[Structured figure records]
- - -

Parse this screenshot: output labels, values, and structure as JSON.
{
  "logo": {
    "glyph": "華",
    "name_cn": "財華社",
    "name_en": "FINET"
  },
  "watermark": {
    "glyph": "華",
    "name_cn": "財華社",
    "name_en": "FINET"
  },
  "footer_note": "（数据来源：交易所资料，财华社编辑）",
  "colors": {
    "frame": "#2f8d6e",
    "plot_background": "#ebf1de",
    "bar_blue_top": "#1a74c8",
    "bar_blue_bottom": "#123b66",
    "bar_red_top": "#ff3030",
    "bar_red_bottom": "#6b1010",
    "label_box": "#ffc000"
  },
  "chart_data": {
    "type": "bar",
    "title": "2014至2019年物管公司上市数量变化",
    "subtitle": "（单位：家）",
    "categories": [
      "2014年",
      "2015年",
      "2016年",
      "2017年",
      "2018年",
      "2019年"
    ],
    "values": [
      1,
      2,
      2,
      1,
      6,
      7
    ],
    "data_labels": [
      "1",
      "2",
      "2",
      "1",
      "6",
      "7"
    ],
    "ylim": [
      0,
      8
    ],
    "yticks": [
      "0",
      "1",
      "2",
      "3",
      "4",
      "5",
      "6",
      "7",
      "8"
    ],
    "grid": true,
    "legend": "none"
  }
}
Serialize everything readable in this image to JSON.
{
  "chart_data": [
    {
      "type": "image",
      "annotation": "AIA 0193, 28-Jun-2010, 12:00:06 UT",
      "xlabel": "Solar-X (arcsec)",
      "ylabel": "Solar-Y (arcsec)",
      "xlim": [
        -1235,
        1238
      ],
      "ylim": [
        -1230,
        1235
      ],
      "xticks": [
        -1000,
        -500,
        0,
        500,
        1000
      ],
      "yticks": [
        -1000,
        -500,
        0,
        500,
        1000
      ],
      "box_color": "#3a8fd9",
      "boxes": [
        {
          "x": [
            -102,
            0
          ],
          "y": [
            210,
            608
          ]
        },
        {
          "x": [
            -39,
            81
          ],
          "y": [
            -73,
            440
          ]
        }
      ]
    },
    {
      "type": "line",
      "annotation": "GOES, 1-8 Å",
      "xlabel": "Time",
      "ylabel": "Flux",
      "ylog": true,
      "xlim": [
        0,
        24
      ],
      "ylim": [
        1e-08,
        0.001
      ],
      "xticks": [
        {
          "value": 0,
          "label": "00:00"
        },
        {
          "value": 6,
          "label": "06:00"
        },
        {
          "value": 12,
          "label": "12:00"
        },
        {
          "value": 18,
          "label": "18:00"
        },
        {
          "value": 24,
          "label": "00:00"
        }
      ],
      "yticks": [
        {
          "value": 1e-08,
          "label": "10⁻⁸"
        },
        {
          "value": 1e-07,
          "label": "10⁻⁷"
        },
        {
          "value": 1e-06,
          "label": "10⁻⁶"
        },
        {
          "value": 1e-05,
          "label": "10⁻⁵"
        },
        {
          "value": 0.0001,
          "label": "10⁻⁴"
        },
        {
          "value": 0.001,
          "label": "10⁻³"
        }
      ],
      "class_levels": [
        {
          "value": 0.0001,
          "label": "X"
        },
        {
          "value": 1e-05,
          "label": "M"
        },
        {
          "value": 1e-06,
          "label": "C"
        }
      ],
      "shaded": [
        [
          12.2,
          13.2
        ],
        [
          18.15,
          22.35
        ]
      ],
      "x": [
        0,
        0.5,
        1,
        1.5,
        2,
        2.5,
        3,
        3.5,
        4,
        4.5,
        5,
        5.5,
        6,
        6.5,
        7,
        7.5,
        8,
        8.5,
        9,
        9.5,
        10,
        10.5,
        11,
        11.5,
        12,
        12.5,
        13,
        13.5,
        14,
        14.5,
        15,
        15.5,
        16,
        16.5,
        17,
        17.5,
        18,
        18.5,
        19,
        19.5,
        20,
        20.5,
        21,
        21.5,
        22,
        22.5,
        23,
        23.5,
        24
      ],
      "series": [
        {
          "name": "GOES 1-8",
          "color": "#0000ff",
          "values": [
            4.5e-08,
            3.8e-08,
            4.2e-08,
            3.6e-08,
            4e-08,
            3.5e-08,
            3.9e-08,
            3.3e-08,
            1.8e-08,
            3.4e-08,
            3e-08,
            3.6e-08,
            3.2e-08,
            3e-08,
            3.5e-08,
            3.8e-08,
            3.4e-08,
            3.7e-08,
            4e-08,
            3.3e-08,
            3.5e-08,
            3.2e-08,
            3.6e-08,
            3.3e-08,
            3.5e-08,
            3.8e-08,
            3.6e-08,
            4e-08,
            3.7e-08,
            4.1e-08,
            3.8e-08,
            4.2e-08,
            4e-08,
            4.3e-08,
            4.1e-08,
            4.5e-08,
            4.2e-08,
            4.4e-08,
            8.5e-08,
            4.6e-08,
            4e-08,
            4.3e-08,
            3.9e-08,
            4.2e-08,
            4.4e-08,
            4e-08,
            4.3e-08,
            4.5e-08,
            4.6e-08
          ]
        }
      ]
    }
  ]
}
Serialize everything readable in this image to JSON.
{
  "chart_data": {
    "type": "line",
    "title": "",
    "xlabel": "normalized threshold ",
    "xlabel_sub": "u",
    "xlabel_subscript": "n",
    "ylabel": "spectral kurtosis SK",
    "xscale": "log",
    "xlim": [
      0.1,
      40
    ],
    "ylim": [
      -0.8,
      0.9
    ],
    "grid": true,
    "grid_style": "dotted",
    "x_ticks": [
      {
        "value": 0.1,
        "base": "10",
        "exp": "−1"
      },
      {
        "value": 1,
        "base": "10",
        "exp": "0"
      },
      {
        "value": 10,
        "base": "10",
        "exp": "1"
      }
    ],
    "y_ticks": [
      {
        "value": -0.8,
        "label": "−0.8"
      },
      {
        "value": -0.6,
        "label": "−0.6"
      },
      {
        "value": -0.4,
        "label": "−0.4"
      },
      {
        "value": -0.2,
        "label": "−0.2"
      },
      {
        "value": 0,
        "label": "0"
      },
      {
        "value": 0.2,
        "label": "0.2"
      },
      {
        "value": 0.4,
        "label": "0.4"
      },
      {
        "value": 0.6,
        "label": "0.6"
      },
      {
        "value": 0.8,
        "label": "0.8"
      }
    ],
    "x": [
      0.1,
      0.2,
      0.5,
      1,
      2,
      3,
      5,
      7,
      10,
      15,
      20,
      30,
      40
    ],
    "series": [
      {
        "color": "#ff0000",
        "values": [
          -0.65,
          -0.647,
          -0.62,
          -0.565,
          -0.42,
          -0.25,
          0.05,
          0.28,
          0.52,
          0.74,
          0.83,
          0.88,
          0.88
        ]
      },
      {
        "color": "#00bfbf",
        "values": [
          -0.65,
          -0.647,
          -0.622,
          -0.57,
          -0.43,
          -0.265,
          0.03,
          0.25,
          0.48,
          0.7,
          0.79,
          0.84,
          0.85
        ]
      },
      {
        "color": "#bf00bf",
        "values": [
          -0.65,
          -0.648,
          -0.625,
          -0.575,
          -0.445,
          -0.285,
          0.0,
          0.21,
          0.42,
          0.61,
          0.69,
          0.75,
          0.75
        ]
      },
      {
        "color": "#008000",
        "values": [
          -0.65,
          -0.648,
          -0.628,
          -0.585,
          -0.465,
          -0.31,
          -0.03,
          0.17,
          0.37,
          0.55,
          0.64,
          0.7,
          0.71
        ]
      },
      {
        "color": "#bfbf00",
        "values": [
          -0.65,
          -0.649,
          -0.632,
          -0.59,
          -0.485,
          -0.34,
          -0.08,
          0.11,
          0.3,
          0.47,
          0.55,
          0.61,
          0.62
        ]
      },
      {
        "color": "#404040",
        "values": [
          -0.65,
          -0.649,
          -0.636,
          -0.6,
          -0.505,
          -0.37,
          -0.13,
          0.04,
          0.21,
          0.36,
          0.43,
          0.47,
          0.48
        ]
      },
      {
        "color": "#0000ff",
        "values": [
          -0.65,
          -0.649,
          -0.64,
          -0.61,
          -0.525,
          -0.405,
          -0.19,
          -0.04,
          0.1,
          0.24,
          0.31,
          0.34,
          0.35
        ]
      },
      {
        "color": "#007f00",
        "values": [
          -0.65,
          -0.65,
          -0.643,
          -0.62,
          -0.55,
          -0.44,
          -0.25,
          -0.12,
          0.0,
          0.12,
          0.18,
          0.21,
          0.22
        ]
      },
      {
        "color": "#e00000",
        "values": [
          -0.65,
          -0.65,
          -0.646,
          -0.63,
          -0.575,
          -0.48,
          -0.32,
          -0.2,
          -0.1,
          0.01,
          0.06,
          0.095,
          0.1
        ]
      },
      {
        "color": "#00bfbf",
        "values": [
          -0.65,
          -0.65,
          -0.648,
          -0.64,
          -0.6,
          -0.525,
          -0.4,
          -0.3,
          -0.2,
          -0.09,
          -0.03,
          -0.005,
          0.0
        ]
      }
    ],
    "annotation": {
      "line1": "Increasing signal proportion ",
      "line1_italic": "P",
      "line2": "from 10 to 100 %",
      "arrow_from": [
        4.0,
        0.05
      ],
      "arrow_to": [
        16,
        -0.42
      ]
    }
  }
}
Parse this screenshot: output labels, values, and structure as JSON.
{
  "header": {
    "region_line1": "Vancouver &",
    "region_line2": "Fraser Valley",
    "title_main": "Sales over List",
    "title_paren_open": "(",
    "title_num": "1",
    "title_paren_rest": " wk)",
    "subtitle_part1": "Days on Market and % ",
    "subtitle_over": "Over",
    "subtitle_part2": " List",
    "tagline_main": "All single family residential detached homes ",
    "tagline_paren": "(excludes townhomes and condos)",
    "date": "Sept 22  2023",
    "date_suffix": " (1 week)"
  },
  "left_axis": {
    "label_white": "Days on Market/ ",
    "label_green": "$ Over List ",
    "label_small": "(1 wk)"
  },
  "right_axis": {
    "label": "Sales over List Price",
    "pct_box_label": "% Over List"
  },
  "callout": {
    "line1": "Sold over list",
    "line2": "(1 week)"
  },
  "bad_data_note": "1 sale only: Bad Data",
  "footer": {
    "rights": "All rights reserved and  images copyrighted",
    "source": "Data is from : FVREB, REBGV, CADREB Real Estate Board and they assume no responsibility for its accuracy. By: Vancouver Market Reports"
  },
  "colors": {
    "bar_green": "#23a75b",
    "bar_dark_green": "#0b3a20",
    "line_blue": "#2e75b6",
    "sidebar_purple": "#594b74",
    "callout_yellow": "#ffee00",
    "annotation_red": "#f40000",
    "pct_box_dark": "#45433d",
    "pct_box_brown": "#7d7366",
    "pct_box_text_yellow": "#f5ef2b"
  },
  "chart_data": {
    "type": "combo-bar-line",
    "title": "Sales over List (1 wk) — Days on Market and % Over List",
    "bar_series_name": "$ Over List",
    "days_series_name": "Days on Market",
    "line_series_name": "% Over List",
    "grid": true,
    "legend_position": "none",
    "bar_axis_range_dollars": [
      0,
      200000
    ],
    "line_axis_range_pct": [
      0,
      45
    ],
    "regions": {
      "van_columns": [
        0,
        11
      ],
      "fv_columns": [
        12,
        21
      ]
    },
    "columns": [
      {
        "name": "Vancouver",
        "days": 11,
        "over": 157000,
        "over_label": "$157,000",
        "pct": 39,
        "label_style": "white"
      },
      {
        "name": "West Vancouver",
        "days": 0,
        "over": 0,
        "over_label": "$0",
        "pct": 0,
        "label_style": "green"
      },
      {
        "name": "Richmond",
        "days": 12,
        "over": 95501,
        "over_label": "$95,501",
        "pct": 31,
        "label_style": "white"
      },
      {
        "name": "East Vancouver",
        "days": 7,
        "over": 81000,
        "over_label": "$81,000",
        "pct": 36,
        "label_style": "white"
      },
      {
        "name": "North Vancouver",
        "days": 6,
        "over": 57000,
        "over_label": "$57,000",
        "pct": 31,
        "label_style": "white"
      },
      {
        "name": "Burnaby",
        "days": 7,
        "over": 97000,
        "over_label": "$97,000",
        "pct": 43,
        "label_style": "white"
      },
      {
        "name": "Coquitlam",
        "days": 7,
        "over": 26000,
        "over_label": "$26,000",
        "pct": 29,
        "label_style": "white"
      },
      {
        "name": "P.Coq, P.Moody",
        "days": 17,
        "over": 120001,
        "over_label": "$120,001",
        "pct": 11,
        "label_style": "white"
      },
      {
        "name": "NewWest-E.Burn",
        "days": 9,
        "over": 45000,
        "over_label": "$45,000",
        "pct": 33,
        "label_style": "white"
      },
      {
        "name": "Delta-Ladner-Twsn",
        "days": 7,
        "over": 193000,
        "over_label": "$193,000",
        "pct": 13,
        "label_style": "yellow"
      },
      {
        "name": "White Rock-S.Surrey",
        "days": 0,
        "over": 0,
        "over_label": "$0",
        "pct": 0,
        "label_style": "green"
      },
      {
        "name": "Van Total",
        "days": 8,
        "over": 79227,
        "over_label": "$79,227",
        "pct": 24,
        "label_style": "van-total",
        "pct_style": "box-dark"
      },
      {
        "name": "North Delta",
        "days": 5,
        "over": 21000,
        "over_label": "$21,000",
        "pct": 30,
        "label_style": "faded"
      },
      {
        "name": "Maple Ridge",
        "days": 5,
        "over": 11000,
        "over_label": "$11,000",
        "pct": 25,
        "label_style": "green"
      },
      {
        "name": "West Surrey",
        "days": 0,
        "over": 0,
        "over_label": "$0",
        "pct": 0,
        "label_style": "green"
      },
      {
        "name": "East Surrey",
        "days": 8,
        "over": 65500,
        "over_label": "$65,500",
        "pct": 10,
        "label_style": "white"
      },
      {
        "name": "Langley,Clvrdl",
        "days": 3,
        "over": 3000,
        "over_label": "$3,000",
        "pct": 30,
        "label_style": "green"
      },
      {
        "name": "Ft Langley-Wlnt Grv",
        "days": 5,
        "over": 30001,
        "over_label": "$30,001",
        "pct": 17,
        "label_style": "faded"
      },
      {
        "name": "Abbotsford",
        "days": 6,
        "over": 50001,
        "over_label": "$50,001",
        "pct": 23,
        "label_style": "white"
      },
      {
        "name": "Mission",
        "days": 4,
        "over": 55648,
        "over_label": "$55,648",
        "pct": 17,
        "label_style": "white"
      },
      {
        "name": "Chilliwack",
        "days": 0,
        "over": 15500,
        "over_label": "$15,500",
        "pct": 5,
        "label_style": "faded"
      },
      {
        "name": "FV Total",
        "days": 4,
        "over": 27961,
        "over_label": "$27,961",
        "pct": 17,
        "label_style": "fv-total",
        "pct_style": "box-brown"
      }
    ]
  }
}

- - -

#### The problem:
State the number of lines in these entries that include the string "ylabel". Provide nothing beyond that number.

#### Result of this task:
3